GIVEN RECORDS:
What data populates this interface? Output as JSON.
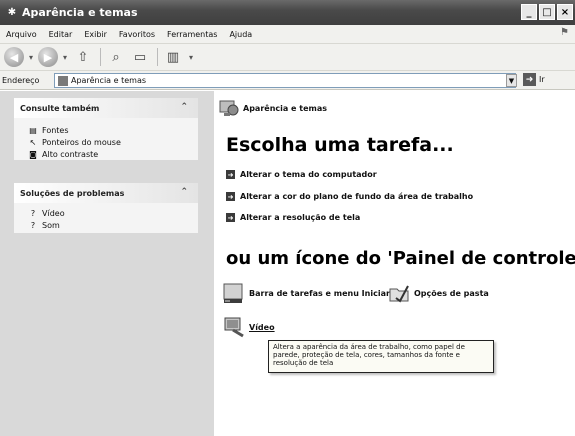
{
  "window": {
    "title": "Aparência e temas",
    "minimize": "_",
    "maximize": "□",
    "close": "×"
  },
  "menu": {
    "items": [
      "Arquivo",
      "Editar",
      "Exibir",
      "Favoritos",
      "Ferramentas",
      "Ajuda"
    ]
  },
  "address": {
    "label": "Endereço",
    "value": "Aparência e temas",
    "go_label": "Ir"
  },
  "sidebar": {
    "see_also": {
      "title": "Consulte também",
      "items": [
        "Fontes",
        "Ponteiros do mouse",
        "Alto contraste"
      ]
    },
    "troubleshoot": {
      "title": "Soluções de problemas",
      "items": [
        "Vídeo",
        "Som"
      ]
    }
  },
  "main": {
    "category": "Aparência e temas",
    "heading": "Escolha uma tarefa...",
    "tasks": [
      "Alterar o tema do computador",
      "Alterar a cor do plano de fundo da área de trabalho",
      "Alterar a resolução de tela"
    ],
    "heading2": "ou um ícone do 'Painel de controle'",
    "icons": [
      "Barra de tarefas e menu Iniciar",
      "Opções de pasta",
      "Vídeo"
    ]
  },
  "tooltip": {
    "text": "Altera a aparência da área de trabalho, como papel de parede, proteção de tela, cores, tamanhos da fonte e resolução de tela"
  }
}
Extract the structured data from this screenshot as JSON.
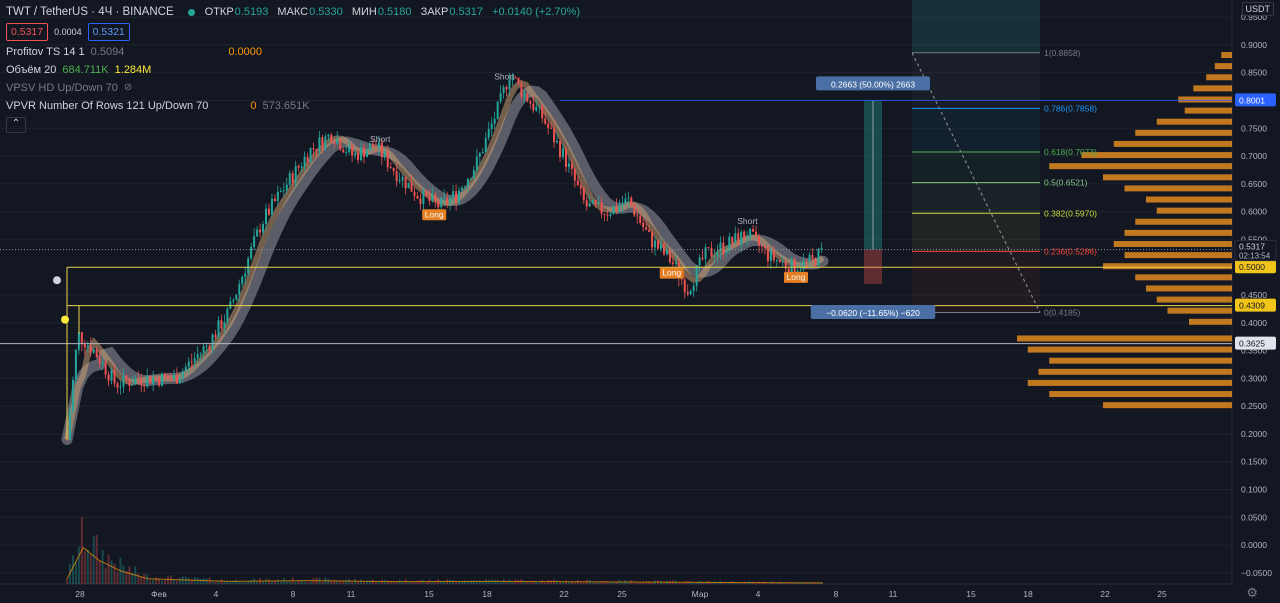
{
  "header": {
    "symbol": "TWT / TetherUS · 4Ч · BINANCE",
    "ohlc": [
      {
        "k": "ОТКР",
        "v": "0.5193"
      },
      {
        "k": "МАКС",
        "v": "0.5330"
      },
      {
        "k": "МИН",
        "v": "0.5180"
      },
      {
        "k": "ЗАКР",
        "v": "0.5317"
      }
    ],
    "change": "+0.0140 (+2.70%)",
    "sell_price": "0.5317",
    "spread": "0.0004",
    "buy_price": "0.5321",
    "colors": {
      "up": "#26a69a",
      "down": "#ef5350"
    }
  },
  "indicators": [
    {
      "name": "Profitov TS 14 1",
      "v1": "0.5094",
      "v2": "0.0000"
    },
    {
      "name": "Объём 20",
      "v1": "684.711K",
      "v2": "1.284M"
    },
    {
      "name": "VPSV HD Up/Down 70"
    },
    {
      "name": "VPVR Number Of Rows 121 Up/Down 70",
      "v1": "0",
      "v2": "573.651K"
    }
  ],
  "currency": "USDT",
  "chart_data": {
    "type": "candlestick",
    "price_axis": {
      "min": -0.07,
      "max": 0.97,
      "ticks": [
        0.95,
        0.9,
        0.85,
        0.8,
        0.75,
        0.7,
        0.65,
        0.6,
        0.55,
        0.45,
        0.4,
        0.35,
        0.3,
        0.25,
        0.2,
        0.15,
        0.1,
        0.05,
        0.0,
        -0.05
      ],
      "tick_labels": [
        "0.9500",
        "0.9000",
        "0.8500",
        "0.8000",
        "0.7500",
        "0.7000",
        "0.6500",
        "0.6000",
        "0.5500",
        "0.4500",
        "0.4000",
        "0.3500",
        "0.3000",
        "0.2500",
        "0.2000",
        "0.1500",
        "0.1000",
        "0.0500",
        "0.0000",
        "−0.0500"
      ]
    },
    "time_axis": [
      "28",
      "Фев",
      "4",
      "8",
      "11",
      "15",
      "18",
      "22",
      "25",
      "Мар",
      "4",
      "8",
      "11",
      "15",
      "18",
      "22",
      "25"
    ],
    "price_path": [
      [
        0,
        0.19
      ],
      [
        2,
        0.38
      ],
      [
        5,
        0.35
      ],
      [
        9,
        0.29
      ],
      [
        14,
        0.3
      ],
      [
        20,
        0.3
      ],
      [
        26,
        0.36
      ],
      [
        30,
        0.42
      ],
      [
        33,
        0.5
      ],
      [
        36,
        0.58
      ],
      [
        40,
        0.64
      ],
      [
        45,
        0.71
      ],
      [
        49,
        0.74
      ],
      [
        53,
        0.7
      ],
      [
        57,
        0.72
      ],
      [
        61,
        0.67
      ],
      [
        65,
        0.63
      ],
      [
        69,
        0.61
      ],
      [
        72,
        0.63
      ],
      [
        76,
        0.69
      ],
      [
        80,
        0.79
      ],
      [
        82,
        0.85
      ],
      [
        84,
        0.82
      ],
      [
        88,
        0.77
      ],
      [
        92,
        0.7
      ],
      [
        96,
        0.61
      ],
      [
        100,
        0.6
      ],
      [
        104,
        0.62
      ],
      [
        108,
        0.55
      ],
      [
        112,
        0.51
      ],
      [
        115,
        0.46
      ],
      [
        118,
        0.52
      ],
      [
        122,
        0.54
      ],
      [
        126,
        0.56
      ],
      [
        130,
        0.52
      ],
      [
        134,
        0.5
      ],
      [
        138,
        0.51
      ],
      [
        140,
        0.53
      ]
    ],
    "volume_path": [
      [
        0,
        0.02
      ],
      [
        3,
        0.14
      ],
      [
        6,
        0.09
      ],
      [
        10,
        0.05
      ],
      [
        15,
        0.02
      ],
      [
        30,
        0.01
      ],
      [
        45,
        0.013
      ],
      [
        60,
        0.009
      ],
      [
        80,
        0.01
      ],
      [
        100,
        0.008
      ],
      [
        120,
        0.006
      ],
      [
        140,
        0.004
      ]
    ],
    "horizontal_levels": [
      {
        "price": "0.5000",
        "value": 0.5
      },
      {
        "price": "0.4309",
        "value": 0.4309
      },
      {
        "price": "0.3625",
        "value": 0.3625
      }
    ],
    "current_price": {
      "value": 0.5317,
      "label": "0.5317",
      "timer": "02:13:54"
    },
    "position": {
      "entry": 0.5317,
      "target": 0.8001,
      "stop": 0.4697,
      "target_label": "0.2663 (50.00%) 2663",
      "stop_label": "−0.0620 (−11.65%) −620",
      "target_price_label": "0.8001"
    },
    "fibonacci": [
      {
        "label": "1(0.8858)",
        "value": 0.8858,
        "color": "#787b86"
      },
      {
        "label": "0.786(0.7858)",
        "value": 0.7858,
        "color": "#2196f3"
      },
      {
        "label": "0.618(0.7073)",
        "value": 0.7073,
        "color": "#4caf50"
      },
      {
        "label": "0.5(0.6521)",
        "value": 0.6521,
        "color": "#81c784"
      },
      {
        "label": "0.382(0.5970)",
        "value": 0.597,
        "color": "#cddc39"
      },
      {
        "label": "0.236(0.5286)",
        "value": 0.5286,
        "color": "#f44336"
      },
      {
        "label": "0(0.4185)",
        "value": 0.4185,
        "color": "#787b86"
      }
    ],
    "signals": [
      {
        "text": "Short",
        "t": 58
      },
      {
        "text": "Long",
        "t": 68
      },
      {
        "text": "Short",
        "t": 81
      },
      {
        "text": "Long",
        "t": 112
      },
      {
        "text": "Short",
        "t": 126
      },
      {
        "text": "Long",
        "t": 135
      }
    ],
    "volume_profile": [
      [
        0.88,
        0.05
      ],
      [
        0.86,
        0.08
      ],
      [
        0.84,
        0.12
      ],
      [
        0.82,
        0.18
      ],
      [
        0.8,
        0.25
      ],
      [
        0.78,
        0.22
      ],
      [
        0.76,
        0.35
      ],
      [
        0.74,
        0.45
      ],
      [
        0.72,
        0.55
      ],
      [
        0.7,
        0.7
      ],
      [
        0.68,
        0.85
      ],
      [
        0.66,
        0.6
      ],
      [
        0.64,
        0.5
      ],
      [
        0.62,
        0.4
      ],
      [
        0.6,
        0.35
      ],
      [
        0.58,
        0.45
      ],
      [
        0.56,
        0.5
      ],
      [
        0.54,
        0.55
      ],
      [
        0.52,
        0.5
      ],
      [
        0.5,
        0.6
      ],
      [
        0.48,
        0.45
      ],
      [
        0.46,
        0.4
      ],
      [
        0.44,
        0.35
      ],
      [
        0.42,
        0.3
      ],
      [
        0.4,
        0.2
      ],
      [
        0.37,
        1.0
      ],
      [
        0.35,
        0.95
      ],
      [
        0.33,
        0.85
      ],
      [
        0.31,
        0.9
      ],
      [
        0.29,
        0.95
      ],
      [
        0.27,
        0.85
      ],
      [
        0.25,
        0.6
      ]
    ]
  }
}
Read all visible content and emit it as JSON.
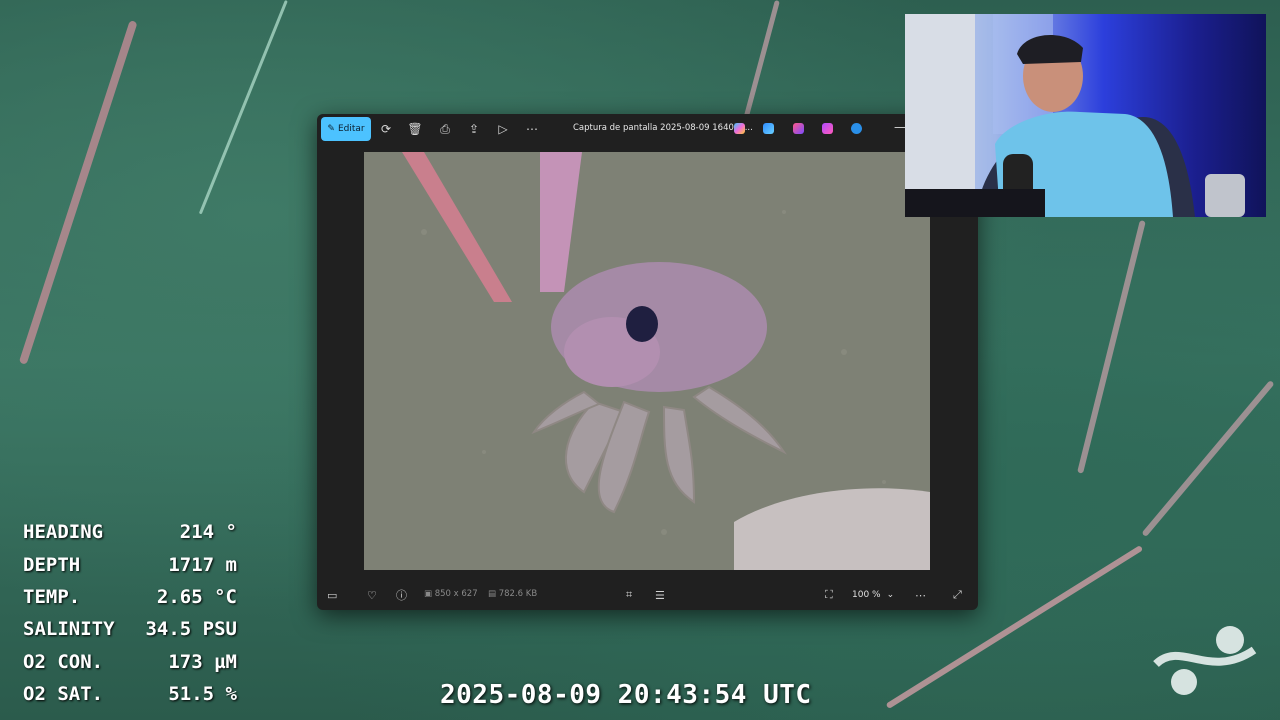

AIM:
Select, from the listing, all lines that include the word "JSON".

ANSWER TO THIS PROBLEM:
What data populates this interface? Output as JSON.
Extract the structured data from this screenshot as JSON.
Read all visible content and emit it as JSON.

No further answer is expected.